Transcribe the records in full, keeping every character as it is.

◆ ENTRIES PROVIDED ◆
»»

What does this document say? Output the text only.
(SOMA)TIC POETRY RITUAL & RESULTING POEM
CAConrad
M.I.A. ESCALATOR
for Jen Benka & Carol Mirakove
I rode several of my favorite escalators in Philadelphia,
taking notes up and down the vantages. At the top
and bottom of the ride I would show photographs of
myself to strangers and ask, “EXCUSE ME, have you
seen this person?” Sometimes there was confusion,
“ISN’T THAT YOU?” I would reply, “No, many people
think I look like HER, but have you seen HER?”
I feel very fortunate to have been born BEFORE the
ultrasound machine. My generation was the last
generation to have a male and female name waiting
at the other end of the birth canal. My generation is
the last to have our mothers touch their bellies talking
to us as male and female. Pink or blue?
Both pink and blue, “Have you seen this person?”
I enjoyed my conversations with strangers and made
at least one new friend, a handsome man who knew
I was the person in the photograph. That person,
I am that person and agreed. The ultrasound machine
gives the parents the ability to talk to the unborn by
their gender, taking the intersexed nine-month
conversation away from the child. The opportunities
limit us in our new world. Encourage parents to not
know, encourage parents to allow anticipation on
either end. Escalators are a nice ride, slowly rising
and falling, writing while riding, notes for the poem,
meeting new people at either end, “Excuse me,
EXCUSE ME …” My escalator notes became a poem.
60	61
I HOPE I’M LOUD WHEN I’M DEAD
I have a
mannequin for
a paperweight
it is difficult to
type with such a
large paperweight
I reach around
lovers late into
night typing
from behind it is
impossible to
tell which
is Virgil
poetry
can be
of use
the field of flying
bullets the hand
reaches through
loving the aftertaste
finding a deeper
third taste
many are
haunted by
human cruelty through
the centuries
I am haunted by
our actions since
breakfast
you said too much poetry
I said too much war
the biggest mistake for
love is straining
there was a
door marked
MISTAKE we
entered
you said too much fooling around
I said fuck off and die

««

◆ EXERCISE OUTPUT ◆
What does this document say? Output the text only.
(SOMA)TIC POETRY RITUAL & RESULTING POEM
CAConrad
M.I.A. ESCALATOR
for Jen Benka & Carol Mirakove
I rode several of my favorite escalators in Philadelphia,
taking notes up and down the vantages. At the top
and bottom of the ride I would show photographs of
myself to strangers and ask, “EXCUSE ME, have you
seen this person?” Sometimes there was confusion,
“ISN’T THAT YOU?” I would reply, “No, many people
think I look like HER, but have you seen HER?”
I feel very fortunate to have been born BEFORE the
ultrasound machine. My generation was the last
generation to have a male and female name waiting
at the other end of the birth canal. My generation is
the last to have our mothers touch their bellies talking
to us as male and female. Pink or blue?
Both pink and blue, “Have you seen this person?”
I enjoyed my conversations with strangers and made
at least one new friend, a handsome man who knew
I was the person in the photograph. That person,
I am that person and agreed. The ultrasound machine
gives the parents the ability to talk to the unborn by
their gender, taking the intersexed nine-month
conversation away from the child. The opportunities
limit us in our new world. Encourage parents to not
know, encourage parents to allow anticipation on
either end. Escalators are a nice ride, slowly rising
and falling, writing while riding, notes for the poem,
meeting new people at either end, “Excuse me,
EXCUSE ME …” My escalator notes became a poem.
60	61
I HOPE I’M LOUD WHEN I’M DEAD
I have a
mannequin for
a paperweight
it is difficult to
type with such a
large paperweight
I reach around
lovers late into
night typing
from behind it is
impossible to
tell which
is Virgil
poetry
can be
of use
the field of flying
bullets the hand
reaches through
loving the aftertaste
finding a deeper
third taste
many are
haunted by
human cruelty through
the centuries
I am haunted by
our actions since
breakfast
you said too much poetry
I said too much war
the biggest mistake for
love is straining
there was a
door marked
MISTAKE we
entered
you said too much fooling around
I said fuck off and die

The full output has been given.